◆ **GIVEN EXERCISE**:
Look through the lines and report how many include the word "text", giving nothing but the number.

Dataset items:
▶

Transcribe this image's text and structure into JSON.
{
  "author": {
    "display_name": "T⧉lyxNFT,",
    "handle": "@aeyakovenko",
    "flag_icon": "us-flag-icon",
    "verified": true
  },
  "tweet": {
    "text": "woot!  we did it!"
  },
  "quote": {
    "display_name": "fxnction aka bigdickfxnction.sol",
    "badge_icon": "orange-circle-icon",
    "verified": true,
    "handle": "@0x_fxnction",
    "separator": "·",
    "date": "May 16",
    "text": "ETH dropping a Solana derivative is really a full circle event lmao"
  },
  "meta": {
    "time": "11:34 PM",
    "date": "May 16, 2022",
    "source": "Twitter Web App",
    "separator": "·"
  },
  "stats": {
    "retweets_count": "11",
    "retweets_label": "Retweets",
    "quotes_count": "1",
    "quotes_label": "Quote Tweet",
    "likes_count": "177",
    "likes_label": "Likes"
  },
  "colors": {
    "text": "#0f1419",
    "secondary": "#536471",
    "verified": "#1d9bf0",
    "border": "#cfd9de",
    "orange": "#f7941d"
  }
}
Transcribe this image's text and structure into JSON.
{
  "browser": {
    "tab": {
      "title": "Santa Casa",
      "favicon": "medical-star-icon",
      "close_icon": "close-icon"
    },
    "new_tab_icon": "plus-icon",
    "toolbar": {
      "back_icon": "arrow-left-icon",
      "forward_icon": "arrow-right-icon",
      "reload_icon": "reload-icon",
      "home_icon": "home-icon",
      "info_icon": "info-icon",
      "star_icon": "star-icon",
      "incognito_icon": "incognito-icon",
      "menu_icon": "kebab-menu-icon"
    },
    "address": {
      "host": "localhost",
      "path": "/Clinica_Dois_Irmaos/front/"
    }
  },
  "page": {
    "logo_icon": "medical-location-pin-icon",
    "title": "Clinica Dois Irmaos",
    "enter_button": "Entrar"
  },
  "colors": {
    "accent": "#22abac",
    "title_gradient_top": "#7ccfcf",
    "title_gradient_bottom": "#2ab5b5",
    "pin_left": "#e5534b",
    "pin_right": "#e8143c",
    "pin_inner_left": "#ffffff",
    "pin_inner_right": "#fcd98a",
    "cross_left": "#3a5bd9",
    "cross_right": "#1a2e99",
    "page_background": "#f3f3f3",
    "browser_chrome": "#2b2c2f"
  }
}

◀

◆ **EXERCISE RESULT**:
5